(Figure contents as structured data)
★ ★ ★ ★ ★
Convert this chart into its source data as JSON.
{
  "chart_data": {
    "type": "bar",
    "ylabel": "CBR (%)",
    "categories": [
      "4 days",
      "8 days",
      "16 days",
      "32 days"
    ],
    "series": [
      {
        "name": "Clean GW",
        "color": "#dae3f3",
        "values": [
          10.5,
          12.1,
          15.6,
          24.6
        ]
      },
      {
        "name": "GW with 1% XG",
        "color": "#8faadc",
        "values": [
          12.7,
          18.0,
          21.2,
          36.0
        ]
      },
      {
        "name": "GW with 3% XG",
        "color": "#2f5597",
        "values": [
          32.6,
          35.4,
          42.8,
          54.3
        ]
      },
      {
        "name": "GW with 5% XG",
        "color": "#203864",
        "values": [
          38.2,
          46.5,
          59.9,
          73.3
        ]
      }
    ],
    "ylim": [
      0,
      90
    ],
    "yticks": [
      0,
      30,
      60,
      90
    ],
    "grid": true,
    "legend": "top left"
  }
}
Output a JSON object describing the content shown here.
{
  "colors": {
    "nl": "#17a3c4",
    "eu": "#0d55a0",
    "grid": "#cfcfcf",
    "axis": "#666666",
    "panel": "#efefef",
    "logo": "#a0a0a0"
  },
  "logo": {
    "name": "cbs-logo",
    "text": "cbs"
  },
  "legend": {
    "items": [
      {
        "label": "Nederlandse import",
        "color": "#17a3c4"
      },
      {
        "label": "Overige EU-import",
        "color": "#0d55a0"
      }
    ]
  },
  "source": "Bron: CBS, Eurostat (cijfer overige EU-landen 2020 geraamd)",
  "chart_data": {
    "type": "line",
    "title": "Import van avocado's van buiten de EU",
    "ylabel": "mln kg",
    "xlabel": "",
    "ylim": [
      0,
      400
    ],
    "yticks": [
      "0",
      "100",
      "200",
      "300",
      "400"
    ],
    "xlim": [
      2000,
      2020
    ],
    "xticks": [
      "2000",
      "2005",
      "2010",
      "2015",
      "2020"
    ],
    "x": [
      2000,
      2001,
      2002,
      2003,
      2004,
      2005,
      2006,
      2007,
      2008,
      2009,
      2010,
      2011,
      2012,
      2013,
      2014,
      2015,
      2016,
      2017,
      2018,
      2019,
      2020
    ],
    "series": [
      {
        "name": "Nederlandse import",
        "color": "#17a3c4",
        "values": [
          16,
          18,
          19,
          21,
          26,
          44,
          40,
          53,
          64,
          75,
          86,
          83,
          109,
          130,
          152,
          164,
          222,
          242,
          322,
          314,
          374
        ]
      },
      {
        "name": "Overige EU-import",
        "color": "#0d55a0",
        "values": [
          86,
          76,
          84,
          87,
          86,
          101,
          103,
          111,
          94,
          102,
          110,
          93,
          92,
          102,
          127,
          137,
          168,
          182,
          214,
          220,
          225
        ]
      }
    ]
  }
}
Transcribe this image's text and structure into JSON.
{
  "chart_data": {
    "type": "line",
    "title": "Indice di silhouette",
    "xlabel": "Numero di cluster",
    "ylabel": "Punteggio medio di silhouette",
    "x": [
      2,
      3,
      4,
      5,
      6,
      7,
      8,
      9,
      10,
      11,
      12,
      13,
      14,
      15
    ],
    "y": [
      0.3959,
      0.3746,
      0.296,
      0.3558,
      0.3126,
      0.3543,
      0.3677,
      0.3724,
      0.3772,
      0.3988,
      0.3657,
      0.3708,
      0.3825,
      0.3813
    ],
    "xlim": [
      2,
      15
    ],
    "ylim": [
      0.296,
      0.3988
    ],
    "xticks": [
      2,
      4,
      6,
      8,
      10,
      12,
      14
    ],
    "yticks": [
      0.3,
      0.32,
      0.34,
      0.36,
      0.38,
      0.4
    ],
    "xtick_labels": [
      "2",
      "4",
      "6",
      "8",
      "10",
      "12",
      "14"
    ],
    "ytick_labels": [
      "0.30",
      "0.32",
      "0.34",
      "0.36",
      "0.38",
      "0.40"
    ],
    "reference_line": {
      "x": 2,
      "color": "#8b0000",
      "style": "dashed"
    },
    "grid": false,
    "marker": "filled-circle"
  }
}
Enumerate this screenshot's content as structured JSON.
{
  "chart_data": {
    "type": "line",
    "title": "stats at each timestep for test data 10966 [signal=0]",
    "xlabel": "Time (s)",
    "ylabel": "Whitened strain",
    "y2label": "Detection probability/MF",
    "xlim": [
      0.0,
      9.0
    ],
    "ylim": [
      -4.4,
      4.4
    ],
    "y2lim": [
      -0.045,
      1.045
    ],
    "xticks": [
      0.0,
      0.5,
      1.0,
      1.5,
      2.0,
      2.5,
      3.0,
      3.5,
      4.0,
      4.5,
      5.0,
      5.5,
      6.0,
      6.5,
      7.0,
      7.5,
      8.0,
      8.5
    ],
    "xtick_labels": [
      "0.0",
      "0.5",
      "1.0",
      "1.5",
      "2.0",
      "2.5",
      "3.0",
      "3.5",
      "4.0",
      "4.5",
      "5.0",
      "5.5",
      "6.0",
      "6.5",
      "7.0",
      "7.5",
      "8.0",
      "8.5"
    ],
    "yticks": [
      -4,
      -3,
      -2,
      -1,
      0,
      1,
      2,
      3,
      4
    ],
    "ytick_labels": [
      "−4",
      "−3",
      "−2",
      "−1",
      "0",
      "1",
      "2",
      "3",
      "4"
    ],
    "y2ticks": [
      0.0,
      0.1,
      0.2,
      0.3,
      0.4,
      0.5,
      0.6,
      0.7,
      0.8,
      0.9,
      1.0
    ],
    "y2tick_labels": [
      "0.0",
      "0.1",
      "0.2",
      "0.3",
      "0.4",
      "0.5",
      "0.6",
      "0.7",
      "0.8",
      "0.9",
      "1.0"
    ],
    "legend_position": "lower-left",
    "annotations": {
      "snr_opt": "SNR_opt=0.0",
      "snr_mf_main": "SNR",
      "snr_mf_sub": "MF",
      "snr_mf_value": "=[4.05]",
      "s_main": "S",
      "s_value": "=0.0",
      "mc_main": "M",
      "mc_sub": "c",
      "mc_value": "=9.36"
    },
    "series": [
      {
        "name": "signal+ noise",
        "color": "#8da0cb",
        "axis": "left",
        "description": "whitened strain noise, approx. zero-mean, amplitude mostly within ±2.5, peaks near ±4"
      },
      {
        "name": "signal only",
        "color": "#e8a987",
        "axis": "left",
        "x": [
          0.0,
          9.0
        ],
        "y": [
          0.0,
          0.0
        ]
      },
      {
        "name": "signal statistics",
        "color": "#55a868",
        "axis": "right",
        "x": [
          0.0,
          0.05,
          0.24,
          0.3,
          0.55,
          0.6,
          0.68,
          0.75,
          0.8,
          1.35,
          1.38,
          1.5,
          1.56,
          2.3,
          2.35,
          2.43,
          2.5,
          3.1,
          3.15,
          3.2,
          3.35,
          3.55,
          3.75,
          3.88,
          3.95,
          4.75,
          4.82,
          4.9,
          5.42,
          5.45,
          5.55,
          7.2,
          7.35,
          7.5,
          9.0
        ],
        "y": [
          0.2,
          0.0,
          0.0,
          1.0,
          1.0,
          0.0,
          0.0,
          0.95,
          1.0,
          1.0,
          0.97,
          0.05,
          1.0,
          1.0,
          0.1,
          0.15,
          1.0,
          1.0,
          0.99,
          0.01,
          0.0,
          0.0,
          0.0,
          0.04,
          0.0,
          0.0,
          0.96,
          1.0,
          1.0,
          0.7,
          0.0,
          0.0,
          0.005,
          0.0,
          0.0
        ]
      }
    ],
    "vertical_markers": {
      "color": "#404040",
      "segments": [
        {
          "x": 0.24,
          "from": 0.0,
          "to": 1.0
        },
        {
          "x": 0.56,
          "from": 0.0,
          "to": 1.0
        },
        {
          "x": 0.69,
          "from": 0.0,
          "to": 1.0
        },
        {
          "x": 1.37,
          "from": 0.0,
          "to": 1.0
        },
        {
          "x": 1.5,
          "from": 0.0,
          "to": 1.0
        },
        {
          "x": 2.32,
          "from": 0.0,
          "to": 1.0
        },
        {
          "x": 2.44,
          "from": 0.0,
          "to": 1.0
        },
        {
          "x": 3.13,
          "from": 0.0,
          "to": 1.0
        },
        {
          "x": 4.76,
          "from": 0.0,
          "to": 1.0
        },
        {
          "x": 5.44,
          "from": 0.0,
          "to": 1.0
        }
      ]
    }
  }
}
★ ★ ★ ★ ★
▸ **REQUEST**
Tell how many lines of the records above hold the string "signal". Give no other text.

▸ **FINAL RESULT**
4